___ Given data
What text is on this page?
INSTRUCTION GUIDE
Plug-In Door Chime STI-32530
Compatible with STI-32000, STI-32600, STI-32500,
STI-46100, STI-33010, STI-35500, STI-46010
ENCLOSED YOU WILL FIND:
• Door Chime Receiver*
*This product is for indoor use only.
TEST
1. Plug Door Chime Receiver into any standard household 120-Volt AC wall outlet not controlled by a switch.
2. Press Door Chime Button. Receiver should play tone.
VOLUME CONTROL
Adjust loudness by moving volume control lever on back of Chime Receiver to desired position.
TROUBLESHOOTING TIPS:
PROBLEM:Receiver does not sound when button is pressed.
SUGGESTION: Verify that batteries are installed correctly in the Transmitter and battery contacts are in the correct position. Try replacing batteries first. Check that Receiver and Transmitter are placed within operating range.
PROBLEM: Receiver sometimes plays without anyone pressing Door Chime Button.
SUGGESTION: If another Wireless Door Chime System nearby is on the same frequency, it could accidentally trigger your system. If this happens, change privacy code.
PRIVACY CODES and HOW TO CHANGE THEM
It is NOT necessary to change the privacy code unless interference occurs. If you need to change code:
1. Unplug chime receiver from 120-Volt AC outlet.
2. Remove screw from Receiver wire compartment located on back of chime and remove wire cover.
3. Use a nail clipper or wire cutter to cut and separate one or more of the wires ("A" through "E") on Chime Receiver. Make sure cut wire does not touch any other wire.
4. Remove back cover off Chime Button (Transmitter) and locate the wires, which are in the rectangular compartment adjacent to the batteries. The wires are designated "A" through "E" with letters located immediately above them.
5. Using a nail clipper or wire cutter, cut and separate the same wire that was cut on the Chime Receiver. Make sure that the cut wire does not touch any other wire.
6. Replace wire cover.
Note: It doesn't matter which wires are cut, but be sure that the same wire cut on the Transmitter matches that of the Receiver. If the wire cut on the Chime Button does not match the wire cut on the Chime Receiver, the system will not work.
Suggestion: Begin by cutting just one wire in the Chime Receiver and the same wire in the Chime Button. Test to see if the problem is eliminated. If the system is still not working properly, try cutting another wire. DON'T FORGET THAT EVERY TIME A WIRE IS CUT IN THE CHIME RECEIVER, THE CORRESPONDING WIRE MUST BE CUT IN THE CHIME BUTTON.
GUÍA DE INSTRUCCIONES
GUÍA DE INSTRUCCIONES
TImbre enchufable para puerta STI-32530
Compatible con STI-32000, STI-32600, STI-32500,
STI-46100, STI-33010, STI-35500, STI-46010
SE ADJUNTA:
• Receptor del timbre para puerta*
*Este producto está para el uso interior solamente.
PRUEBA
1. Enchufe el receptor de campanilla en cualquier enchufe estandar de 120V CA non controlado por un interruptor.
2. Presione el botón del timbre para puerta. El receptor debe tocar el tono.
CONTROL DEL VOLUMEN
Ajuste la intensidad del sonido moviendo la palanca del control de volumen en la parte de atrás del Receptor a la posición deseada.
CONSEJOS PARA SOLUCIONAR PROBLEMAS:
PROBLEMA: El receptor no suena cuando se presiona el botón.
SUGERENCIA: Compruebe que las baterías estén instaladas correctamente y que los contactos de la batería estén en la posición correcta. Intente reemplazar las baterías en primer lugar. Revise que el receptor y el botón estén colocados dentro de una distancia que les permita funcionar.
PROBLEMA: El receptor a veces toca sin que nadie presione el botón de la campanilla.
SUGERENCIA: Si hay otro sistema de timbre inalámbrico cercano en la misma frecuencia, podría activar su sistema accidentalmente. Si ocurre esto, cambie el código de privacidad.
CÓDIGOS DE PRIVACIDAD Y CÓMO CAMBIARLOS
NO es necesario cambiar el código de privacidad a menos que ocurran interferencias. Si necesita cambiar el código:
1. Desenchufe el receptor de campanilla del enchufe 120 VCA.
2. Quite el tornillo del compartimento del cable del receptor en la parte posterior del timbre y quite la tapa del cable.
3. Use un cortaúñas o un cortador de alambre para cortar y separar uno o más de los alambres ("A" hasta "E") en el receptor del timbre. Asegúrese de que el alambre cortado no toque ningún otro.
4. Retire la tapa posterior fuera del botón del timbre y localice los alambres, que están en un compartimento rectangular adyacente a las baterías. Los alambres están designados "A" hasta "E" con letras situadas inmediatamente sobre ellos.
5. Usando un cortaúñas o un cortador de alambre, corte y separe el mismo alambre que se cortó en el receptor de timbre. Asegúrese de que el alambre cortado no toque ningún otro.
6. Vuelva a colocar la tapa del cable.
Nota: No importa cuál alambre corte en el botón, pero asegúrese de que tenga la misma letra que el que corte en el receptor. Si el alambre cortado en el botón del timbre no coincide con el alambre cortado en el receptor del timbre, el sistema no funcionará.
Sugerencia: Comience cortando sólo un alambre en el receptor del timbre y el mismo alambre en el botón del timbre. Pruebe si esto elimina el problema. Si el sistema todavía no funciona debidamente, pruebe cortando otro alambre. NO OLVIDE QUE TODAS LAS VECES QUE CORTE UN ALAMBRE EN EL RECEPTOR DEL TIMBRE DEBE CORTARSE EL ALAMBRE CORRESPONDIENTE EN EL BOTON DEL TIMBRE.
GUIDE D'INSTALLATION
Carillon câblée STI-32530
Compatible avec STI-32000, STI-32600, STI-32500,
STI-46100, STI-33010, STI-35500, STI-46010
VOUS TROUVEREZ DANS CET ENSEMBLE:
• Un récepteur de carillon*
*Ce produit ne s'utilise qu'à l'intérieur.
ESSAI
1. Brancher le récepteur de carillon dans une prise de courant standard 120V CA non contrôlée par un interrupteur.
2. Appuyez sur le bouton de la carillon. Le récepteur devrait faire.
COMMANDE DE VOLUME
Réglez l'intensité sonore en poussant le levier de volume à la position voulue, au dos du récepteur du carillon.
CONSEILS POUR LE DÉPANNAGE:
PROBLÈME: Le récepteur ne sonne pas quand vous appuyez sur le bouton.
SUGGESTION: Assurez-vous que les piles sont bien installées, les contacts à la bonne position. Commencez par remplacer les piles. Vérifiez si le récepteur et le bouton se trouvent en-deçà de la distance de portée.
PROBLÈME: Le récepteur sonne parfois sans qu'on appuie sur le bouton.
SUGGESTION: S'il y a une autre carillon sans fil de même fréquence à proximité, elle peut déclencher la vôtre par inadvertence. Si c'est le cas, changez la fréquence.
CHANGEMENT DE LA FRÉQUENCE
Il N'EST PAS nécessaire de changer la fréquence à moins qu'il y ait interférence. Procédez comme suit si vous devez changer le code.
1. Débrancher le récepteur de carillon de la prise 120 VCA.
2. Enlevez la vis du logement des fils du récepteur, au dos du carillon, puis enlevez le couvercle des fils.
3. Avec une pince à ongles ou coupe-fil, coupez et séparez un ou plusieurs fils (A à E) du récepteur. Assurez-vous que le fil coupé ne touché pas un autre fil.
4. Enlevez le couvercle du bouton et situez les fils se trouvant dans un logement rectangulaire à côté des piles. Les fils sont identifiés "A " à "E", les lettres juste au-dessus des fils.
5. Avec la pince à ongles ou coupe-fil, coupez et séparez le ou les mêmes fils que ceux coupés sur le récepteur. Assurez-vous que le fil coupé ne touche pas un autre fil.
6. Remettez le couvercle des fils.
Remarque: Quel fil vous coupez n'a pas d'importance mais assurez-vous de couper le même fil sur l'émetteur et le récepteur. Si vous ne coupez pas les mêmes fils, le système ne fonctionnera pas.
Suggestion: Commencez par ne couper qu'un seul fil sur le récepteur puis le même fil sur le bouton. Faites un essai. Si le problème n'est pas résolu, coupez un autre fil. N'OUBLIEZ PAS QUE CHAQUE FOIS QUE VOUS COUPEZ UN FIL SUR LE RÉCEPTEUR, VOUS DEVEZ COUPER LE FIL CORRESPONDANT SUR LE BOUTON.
______
Give back the whole listing, word for word.

= Response to the exercise =
What text is on this page?
INSTRUCTION GUIDE
Plug-In Door Chime STI-32530
Compatible with STI-32000, STI-32600, STI-32500,
STI-46100, STI-33010, STI-35500, STI-46010
ENCLOSED YOU WILL FIND:
• Door Chime Receiver*
*This product is for indoor use only.
TEST
1. Plug Door Chime Receiver into any standard household 120-Volt AC wall outlet not controlled by a switch.
2. Press Door Chime Button. Receiver should play tone.
VOLUME CONTROL
Adjust loudness by moving volume control lever on back of Chime Receiver to desired position.
TROUBLESHOOTING TIPS:
PROBLEM:Receiver does not sound when button is pressed.
SUGGESTION: Verify that batteries are installed correctly in the Transmitter and battery contacts are in the correct position. Try replacing batteries first. Check that Receiver and Transmitter are placed within operating range.
PROBLEM: Receiver sometimes plays without anyone pressing Door Chime Button.
SUGGESTION: If another Wireless Door Chime System nearby is on the same frequency, it could accidentally trigger your system. If this happens, change privacy code.
PRIVACY CODES and HOW TO CHANGE THEM
It is NOT necessary to change the privacy code unless interference occurs. If you need to change code:
1. Unplug chime receiver from 120-Volt AC outlet.
2. Remove screw from Receiver wire compartment located on back of chime and remove wire cover.
3. Use a nail clipper or wire cutter to cut and separate one or more of the wires ("A" through "E") on Chime Receiver. Make sure cut wire does not touch any other wire.
4. Remove back cover off Chime Button (Transmitter) and locate the wires, which are in the rectangular compartment adjacent to the batteries. The wires are designated "A" through "E" with letters located immediately above them.
5. Using a nail clipper or wire cutter, cut and separate the same wire that was cut on the Chime Receiver. Make sure that the cut wire does not touch any other wire.
6. Replace wire cover.
Note: It doesn't matter which wires are cut, but be sure that the same wire cut on the Transmitter matches that of the Receiver. If the wire cut on the Chime Button does not match the wire cut on the Chime Receiver, the system will not work.
Suggestion: Begin by cutting just one wire in the Chime Receiver and the same wire in the Chime Button. Test to see if the problem is eliminated. If the system is still not working properly, try cutting another wire. DON'T FORGET THAT EVERY TIME A WIRE IS CUT IN THE CHIME RECEIVER, THE CORRESPONDING WIRE MUST BE CUT IN THE CHIME BUTTON.
GUÍA DE INSTRUCCIONES
GUÍA DE INSTRUCCIONES
TImbre enchufable para puerta STI-32530
Compatible con STI-32000, STI-32600, STI-32500,
STI-46100, STI-33010, STI-35500, STI-46010
SE ADJUNTA:
• Receptor del timbre para puerta*
*Este producto está para el uso interior solamente.
PRUEBA
1. Enchufe el receptor de campanilla en cualquier enchufe estandar de 120V CA non controlado por un interruptor.
2. Presione el botón del timbre para puerta. El receptor debe tocar el tono.
CONTROL DEL VOLUMEN
Ajuste la intensidad del sonido moviendo la palanca del control de volumen en la parte de atrás del Receptor a la posición deseada.
CONSEJOS PARA SOLUCIONAR PROBLEMAS:
PROBLEMA: El receptor no suena cuando se presiona el botón.
SUGERENCIA: Compruebe que las baterías estén instaladas correctamente y que los contactos de la batería estén en la posición correcta. Intente reemplazar las baterías en primer lugar. Revise que el receptor y el botón estén colocados dentro de una distancia que les permita funcionar.
PROBLEMA: El receptor a veces toca sin que nadie presione el botón de la campanilla.
SUGERENCIA: Si hay otro sistema de timbre inalámbrico cercano en la misma frecuencia, podría activar su sistema accidentalmente. Si ocurre esto, cambie el código de privacidad.
CÓDIGOS DE PRIVACIDAD Y CÓMO CAMBIARLOS
NO es necesario cambiar el código de privacidad a menos que ocurran interferencias. Si necesita cambiar el código:
1. Desenchufe el receptor de campanilla del enchufe 120 VCA.
2. Quite el tornillo del compartimento del cable del receptor en la parte posterior del timbre y quite la tapa del cable.
3. Use un cortaúñas o un cortador de alambre para cortar y separar uno o más de los alambres ("A" hasta "E") en el receptor del timbre. Asegúrese de que el alambre cortado no toque ningún otro.
4. Retire la tapa posterior fuera del botón del timbre y localice los alambres, que están en un compartimento rectangular adyacente a las baterías. Los alambres están designados "A" hasta "E" con letras situadas inmediatamente sobre ellos.
5. Usando un cortaúñas o un cortador de alambre, corte y separe el mismo alambre que se cortó en el receptor de timbre. Asegúrese de que el alambre cortado no toque ningún otro.
6. Vuelva a colocar la tapa del cable.
Nota: No importa cuál alambre corte en el botón, pero asegúrese de que tenga la misma letra que el que corte en el receptor. Si el alambre cortado en el botón del timbre no coincide con el alambre cortado en el receptor del timbre, el sistema no funcionará.
Sugerencia: Comience cortando sólo un alambre en el receptor del timbre y el mismo alambre en el botón del timbre. Pruebe si esto elimina el problema. Si el sistema todavía no funciona debidamente, pruebe cortando otro alambre. NO OLVIDE QUE TODAS LAS VECES QUE CORTE UN ALAMBRE EN EL RECEPTOR DEL TIMBRE DEBE CORTARSE EL ALAMBRE CORRESPONDIENTE EN EL BOTON DEL TIMBRE.
GUIDE D'INSTALLATION
Carillon câblée STI-32530
Compatible avec STI-32000, STI-32600, STI-32500,
STI-46100, STI-33010, STI-35500, STI-46010
VOUS TROUVEREZ DANS CET ENSEMBLE:
• Un récepteur de carillon*
*Ce produit ne s'utilise qu'à l'intérieur.
ESSAI
1. Brancher le récepteur de carillon dans une prise de courant standard 120V CA non contrôlée par un interrupteur.
2. Appuyez sur le bouton de la carillon. Le récepteur devrait faire.
COMMANDE DE VOLUME
Réglez l'intensité sonore en poussant le levier de volume à la position voulue, au dos du récepteur du carillon.
CONSEILS POUR LE DÉPANNAGE:
PROBLÈME: Le récepteur ne sonne pas quand vous appuyez sur le bouton.
SUGGESTION: Assurez-vous que les piles sont bien installées, les contacts à la bonne position. Commencez par remplacer les piles. Vérifiez si le récepteur et le bouton se trouvent en-deçà de la distance de portée.
PROBLÈME: Le récepteur sonne parfois sans qu'on appuie sur le bouton.
SUGGESTION: S'il y a une autre carillon sans fil de même fréquence à proximité, elle peut déclencher la vôtre par inadvertence. Si c'est le cas, changez la fréquence.
CHANGEMENT DE LA FRÉQUENCE
Il N'EST PAS nécessaire de changer la fréquence à moins qu'il y ait interférence. Procédez comme suit si vous devez changer le code.
1. Débrancher le récepteur de carillon de la prise 120 VCA.
2. Enlevez la vis du logement des fils du récepteur, au dos du carillon, puis enlevez le couvercle des fils.
3. Avec une pince à ongles ou coupe-fil, coupez et séparez un ou plusieurs fils (A à E) du récepteur. Assurez-vous que le fil coupé ne touché pas un autre fil.
4. Enlevez le couvercle du bouton et situez les fils se trouvant dans un logement rectangulaire à côté des piles. Les fils sont identifiés "A " à "E", les lettres juste au-dessus des fils.
5. Avec la pince à ongles ou coupe-fil, coupez et séparez le ou les mêmes fils que ceux coupés sur le récepteur. Assurez-vous que le fil coupé ne touche pas un autre fil.
6. Remettez le couvercle des fils.
Remarque: Quel fil vous coupez n'a pas d'importance mais assurez-vous de couper le même fil sur l'émetteur et le récepteur. Si vous ne coupez pas les mêmes fils, le système ne fonctionnera pas.
Suggestion: Commencez par ne couper qu'un seul fil sur le récepteur puis le même fil sur le bouton. Faites un essai. Si le problème n'est pas résolu, coupez un autre fil. N'OUBLIEZ PAS QUE CHAQUE FOIS QUE VOUS COUPEZ UN FIL SUR LE RÉCEPTEUR, VOUS DEVEZ COUPER LE FIL CORRESPONDANT SUR LE BOUTON.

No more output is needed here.